2002-10-07 19:31:59

by Andrew Morton

[permalink] [raw]
Subject: Re: The reason to call it 3.0 is the desktop (was Re: [OT] 2.6 not 3.0 - (NUMA))

Chris Friesen wrote:
>
> Andrew Morton wrote:
>
> > Go into ext2_new_inode, replace the call to find_group_dir with
> > find_group_other. Then untar a kernel tree, unmount the fs,
> > remount it and see how long it takes to do a
> >
> > `find . -type f xargs cat > /dev/null'
> >
> > on that tree. If your disk is like my disk, you will achieve
> > full disk bandwidth.
>
> Pardon my ignorance, but what's the difference between find_group_dir
> and find_group_other, and why aren't we using find_group_other already
> if its so much faster?
>

ext2 and ext3 filesystems are carved up into "block groups", aka
"cylinder groups". Each one is 4096*8 blocks - typically 128 MB.
So you can easily have hundreds of blockgroups on a single partition.

The inode allocator is designed to arrange that files which are within the
same directory fall in the same blockgroup, for locality of reference.

-=-=-=-=-

Required actions –
A - In the ext2 block group post, rewrite the passage between "ext2 and ext3" and "locality of reference.", inclusive, substituting "disk" for "partition".
B - What other name does the ext2 block group post give for block groups?
C - List every kernel function name that appears in the ext2 block group post.
The listing that comes next has no role here.

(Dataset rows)
-=-=-=-=-

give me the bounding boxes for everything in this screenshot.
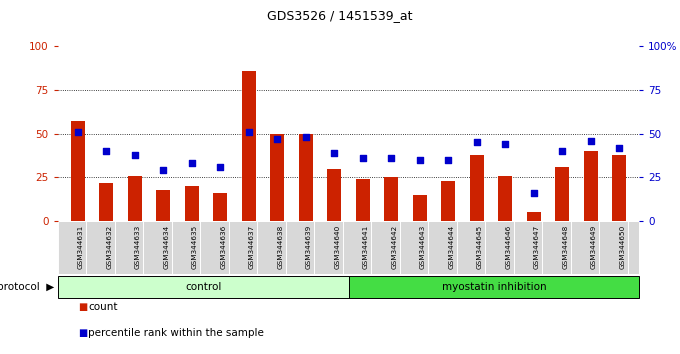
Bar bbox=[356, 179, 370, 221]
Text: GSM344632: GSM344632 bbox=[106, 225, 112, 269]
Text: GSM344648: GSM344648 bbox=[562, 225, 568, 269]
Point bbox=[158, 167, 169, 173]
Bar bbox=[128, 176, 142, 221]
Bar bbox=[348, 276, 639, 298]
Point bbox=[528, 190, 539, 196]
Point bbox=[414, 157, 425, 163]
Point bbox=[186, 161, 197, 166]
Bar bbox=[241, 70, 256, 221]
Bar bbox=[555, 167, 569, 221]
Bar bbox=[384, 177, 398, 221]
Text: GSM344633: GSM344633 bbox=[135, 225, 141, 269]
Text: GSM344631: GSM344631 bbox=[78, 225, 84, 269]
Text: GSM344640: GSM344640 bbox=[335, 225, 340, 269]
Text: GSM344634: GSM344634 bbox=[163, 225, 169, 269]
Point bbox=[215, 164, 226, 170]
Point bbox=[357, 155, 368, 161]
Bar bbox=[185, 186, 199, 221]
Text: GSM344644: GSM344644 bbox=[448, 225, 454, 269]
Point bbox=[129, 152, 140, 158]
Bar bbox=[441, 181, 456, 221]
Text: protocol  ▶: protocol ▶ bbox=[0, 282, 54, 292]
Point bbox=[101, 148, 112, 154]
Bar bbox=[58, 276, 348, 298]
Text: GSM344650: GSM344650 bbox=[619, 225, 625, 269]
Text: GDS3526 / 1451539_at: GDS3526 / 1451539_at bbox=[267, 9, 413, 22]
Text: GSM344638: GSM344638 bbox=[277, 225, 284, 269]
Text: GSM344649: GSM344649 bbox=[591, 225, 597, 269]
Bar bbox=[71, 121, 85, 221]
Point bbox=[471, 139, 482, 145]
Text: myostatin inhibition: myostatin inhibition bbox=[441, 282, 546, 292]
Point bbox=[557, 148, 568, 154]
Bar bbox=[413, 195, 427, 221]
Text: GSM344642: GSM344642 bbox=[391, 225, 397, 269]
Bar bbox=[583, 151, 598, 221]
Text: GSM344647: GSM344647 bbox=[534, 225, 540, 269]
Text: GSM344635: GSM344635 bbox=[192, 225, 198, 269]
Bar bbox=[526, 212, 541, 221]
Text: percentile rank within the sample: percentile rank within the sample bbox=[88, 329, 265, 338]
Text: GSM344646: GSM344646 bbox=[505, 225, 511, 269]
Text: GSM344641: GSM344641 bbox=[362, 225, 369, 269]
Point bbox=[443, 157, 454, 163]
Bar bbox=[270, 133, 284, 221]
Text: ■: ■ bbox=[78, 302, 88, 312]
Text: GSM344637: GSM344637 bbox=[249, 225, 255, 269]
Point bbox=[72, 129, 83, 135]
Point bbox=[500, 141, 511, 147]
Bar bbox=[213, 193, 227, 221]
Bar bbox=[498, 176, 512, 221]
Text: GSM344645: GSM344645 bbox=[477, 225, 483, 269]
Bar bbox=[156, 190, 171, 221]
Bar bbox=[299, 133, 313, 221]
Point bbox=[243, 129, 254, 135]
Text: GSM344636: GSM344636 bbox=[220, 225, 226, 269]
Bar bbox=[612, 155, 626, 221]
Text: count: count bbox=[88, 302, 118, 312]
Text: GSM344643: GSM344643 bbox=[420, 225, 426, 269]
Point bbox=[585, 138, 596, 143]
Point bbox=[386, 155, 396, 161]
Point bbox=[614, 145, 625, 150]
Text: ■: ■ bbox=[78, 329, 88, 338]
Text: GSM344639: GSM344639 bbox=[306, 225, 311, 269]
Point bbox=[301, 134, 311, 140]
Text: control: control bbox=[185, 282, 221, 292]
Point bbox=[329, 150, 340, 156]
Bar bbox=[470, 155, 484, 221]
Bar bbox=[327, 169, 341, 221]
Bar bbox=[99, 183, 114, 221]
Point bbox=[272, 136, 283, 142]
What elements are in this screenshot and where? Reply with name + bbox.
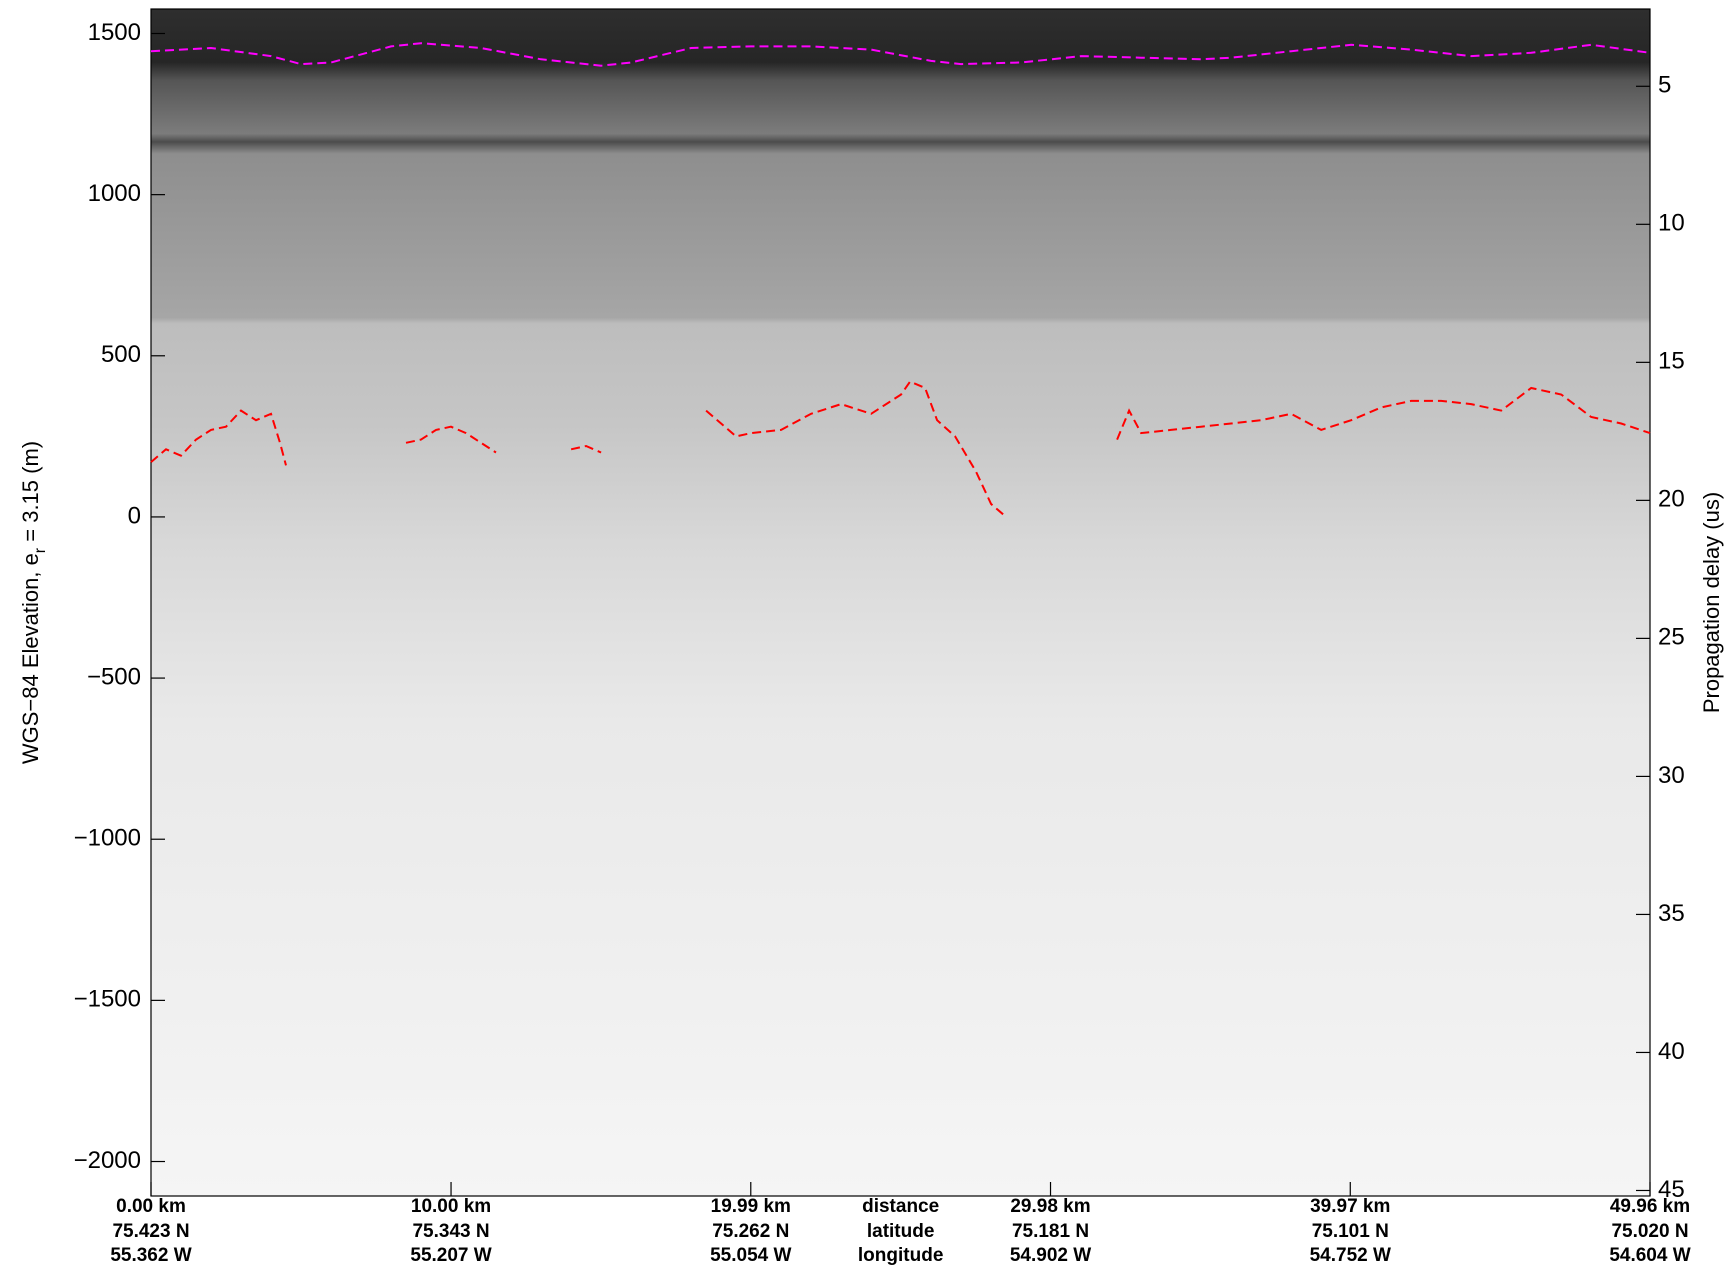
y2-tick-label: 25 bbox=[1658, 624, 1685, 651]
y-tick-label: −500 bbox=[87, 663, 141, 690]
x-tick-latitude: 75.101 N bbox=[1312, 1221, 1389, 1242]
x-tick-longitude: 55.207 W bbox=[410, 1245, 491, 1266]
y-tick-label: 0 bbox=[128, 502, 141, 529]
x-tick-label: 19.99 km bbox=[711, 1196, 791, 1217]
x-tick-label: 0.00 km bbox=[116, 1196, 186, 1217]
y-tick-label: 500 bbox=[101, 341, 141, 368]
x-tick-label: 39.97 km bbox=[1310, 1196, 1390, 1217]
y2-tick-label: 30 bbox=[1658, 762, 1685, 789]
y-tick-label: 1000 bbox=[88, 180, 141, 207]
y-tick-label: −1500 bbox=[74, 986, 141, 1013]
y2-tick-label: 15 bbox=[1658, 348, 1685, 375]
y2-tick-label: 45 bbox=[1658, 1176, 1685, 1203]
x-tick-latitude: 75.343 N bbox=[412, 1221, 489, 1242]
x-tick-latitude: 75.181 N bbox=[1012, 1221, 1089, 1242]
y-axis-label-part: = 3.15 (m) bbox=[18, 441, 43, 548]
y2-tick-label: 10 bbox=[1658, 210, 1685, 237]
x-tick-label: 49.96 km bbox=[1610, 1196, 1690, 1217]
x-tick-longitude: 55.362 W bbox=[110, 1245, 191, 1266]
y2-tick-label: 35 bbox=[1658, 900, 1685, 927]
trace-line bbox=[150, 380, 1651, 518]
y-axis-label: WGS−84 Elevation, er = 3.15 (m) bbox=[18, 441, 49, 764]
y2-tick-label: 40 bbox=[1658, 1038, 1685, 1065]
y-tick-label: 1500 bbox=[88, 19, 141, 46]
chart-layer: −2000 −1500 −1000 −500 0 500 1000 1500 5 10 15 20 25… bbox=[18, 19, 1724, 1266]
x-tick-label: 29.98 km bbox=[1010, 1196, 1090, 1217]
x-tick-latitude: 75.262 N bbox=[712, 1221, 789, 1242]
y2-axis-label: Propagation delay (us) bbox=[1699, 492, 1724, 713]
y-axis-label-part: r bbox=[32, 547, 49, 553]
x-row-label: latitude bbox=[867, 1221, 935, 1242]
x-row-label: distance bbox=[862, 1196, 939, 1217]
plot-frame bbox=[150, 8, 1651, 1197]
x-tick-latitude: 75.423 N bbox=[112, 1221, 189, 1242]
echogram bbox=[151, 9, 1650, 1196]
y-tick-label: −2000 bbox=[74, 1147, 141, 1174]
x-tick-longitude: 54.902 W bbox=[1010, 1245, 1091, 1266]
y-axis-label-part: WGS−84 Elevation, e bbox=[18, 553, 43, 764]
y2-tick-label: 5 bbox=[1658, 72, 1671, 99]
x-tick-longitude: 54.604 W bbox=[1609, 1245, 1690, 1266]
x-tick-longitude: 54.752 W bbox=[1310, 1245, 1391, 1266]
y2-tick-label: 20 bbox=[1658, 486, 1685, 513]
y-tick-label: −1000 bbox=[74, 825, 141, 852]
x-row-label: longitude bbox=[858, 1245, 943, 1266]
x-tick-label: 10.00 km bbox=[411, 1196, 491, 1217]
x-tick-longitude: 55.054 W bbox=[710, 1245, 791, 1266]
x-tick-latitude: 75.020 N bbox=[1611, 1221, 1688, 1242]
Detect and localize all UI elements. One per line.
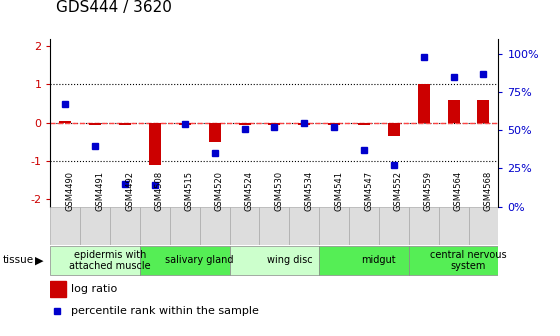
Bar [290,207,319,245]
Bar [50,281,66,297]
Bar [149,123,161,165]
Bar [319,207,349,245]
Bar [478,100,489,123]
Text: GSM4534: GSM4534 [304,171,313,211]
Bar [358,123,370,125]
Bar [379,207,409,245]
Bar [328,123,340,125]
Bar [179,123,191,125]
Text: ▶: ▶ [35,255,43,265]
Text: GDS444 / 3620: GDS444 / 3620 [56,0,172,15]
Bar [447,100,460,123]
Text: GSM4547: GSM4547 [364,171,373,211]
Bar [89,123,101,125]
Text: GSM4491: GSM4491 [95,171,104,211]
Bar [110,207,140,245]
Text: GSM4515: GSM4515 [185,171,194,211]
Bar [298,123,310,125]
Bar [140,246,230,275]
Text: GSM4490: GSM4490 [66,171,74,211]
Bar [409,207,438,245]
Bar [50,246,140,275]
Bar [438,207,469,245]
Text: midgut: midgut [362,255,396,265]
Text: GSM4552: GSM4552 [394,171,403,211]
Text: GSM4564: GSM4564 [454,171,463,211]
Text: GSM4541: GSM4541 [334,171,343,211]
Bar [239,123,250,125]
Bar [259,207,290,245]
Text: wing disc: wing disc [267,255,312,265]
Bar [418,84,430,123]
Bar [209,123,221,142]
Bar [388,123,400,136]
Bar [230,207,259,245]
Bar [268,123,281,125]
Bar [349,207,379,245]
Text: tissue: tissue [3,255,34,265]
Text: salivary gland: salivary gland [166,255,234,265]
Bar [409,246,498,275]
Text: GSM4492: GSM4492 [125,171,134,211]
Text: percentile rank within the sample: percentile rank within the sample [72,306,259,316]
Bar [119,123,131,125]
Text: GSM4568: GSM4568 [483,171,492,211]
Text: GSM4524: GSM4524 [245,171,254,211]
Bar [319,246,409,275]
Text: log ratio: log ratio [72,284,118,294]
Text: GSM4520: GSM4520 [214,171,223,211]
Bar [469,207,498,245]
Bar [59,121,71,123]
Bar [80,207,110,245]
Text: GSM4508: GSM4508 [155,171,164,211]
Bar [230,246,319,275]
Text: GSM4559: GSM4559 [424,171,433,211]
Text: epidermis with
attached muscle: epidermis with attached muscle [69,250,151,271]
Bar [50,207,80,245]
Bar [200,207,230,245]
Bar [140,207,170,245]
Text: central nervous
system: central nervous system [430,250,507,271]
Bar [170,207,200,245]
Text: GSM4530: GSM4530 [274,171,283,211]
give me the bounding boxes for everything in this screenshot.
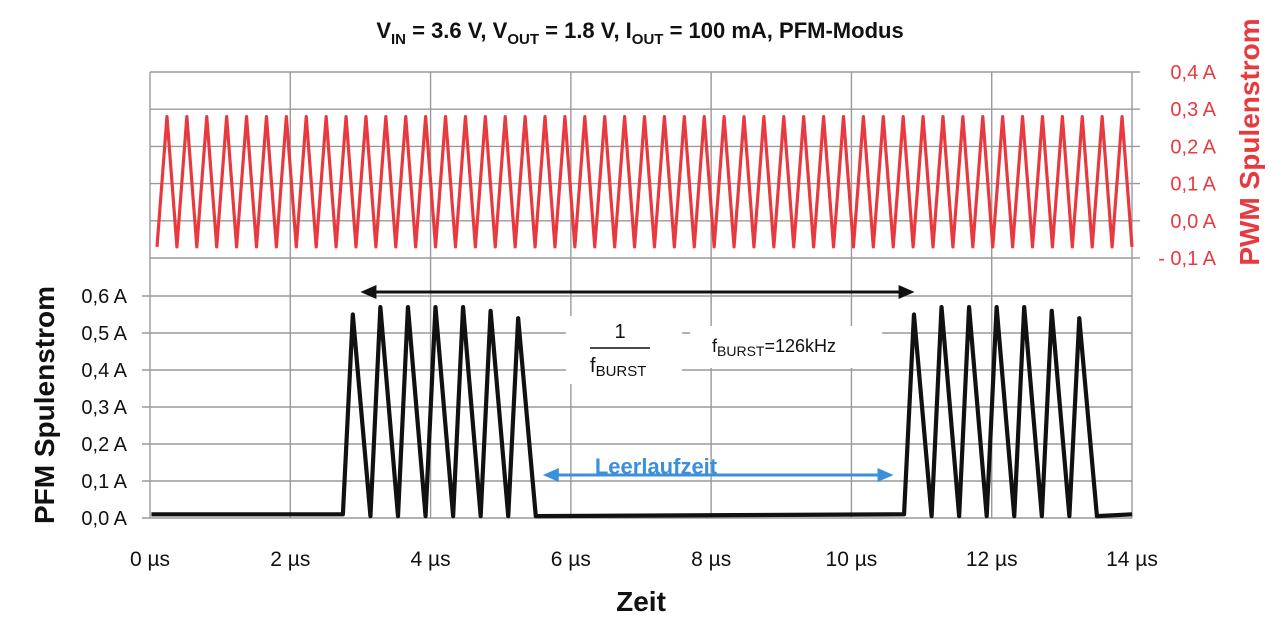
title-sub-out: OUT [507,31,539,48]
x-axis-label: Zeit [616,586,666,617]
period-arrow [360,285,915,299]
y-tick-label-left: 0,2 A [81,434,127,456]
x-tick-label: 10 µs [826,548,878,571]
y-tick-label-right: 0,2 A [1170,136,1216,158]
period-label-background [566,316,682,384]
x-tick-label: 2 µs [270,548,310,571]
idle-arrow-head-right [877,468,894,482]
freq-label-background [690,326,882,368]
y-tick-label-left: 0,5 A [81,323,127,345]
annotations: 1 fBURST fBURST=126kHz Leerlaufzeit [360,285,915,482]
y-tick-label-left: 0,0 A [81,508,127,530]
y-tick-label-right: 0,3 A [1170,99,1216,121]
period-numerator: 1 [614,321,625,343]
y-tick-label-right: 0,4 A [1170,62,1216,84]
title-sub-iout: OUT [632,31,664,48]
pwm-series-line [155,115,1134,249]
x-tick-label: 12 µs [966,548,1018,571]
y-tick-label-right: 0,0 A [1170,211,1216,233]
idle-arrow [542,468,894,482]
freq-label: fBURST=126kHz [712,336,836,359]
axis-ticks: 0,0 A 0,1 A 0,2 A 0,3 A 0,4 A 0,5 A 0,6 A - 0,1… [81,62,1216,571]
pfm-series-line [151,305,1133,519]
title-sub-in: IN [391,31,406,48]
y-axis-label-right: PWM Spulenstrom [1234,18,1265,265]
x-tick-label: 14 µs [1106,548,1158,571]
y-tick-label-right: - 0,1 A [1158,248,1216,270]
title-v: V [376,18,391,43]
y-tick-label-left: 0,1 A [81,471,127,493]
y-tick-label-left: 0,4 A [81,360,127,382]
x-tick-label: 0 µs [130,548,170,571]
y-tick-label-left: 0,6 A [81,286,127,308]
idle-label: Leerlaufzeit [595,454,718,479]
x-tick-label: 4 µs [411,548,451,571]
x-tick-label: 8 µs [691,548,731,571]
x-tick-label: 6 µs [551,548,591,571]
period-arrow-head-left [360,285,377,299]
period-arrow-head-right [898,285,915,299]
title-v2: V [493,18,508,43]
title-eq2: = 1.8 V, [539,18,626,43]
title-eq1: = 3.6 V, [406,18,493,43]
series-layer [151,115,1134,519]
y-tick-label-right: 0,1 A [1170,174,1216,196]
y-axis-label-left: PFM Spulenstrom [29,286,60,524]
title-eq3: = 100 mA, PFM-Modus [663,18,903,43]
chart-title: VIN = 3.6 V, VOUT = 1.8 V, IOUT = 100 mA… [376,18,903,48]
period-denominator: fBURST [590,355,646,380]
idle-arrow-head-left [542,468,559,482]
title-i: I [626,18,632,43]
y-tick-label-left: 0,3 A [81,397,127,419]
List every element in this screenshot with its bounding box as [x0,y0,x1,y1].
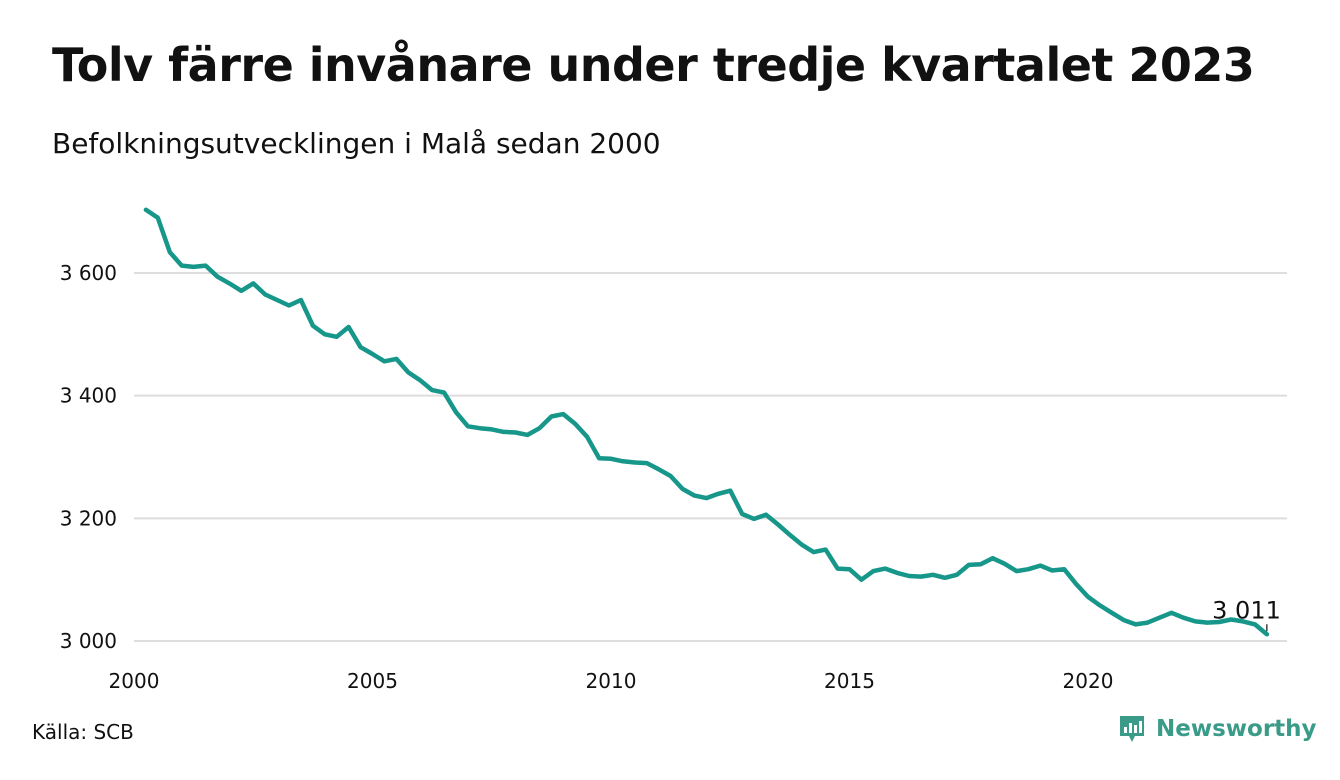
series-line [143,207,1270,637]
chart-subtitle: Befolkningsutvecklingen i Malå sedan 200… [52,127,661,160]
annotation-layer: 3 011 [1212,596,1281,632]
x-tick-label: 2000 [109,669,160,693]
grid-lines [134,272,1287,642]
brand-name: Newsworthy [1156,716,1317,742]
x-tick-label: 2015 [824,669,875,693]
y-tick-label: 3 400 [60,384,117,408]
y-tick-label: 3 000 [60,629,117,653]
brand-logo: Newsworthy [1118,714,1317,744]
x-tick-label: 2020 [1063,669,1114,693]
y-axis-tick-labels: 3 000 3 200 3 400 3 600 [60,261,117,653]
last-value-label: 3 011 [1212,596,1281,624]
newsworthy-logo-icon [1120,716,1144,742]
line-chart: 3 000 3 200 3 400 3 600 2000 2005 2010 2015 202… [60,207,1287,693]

-=-=-=-=-

Solutions –
A -
ext2 and ext3 filesystems are carved up into "block groups", aka
"cylinder groups". Each one is 4096*8 blocks - typically 128 MB.
So you can easily have hundreds of blockgroups on a single disk.

The inode allocator is designed to arrange that files which are within the
same directory fall in the same blockgroup, for locality of reference.

B - Cylinder groups.

C - ext2_new_inode, find_group_dir, find_group_other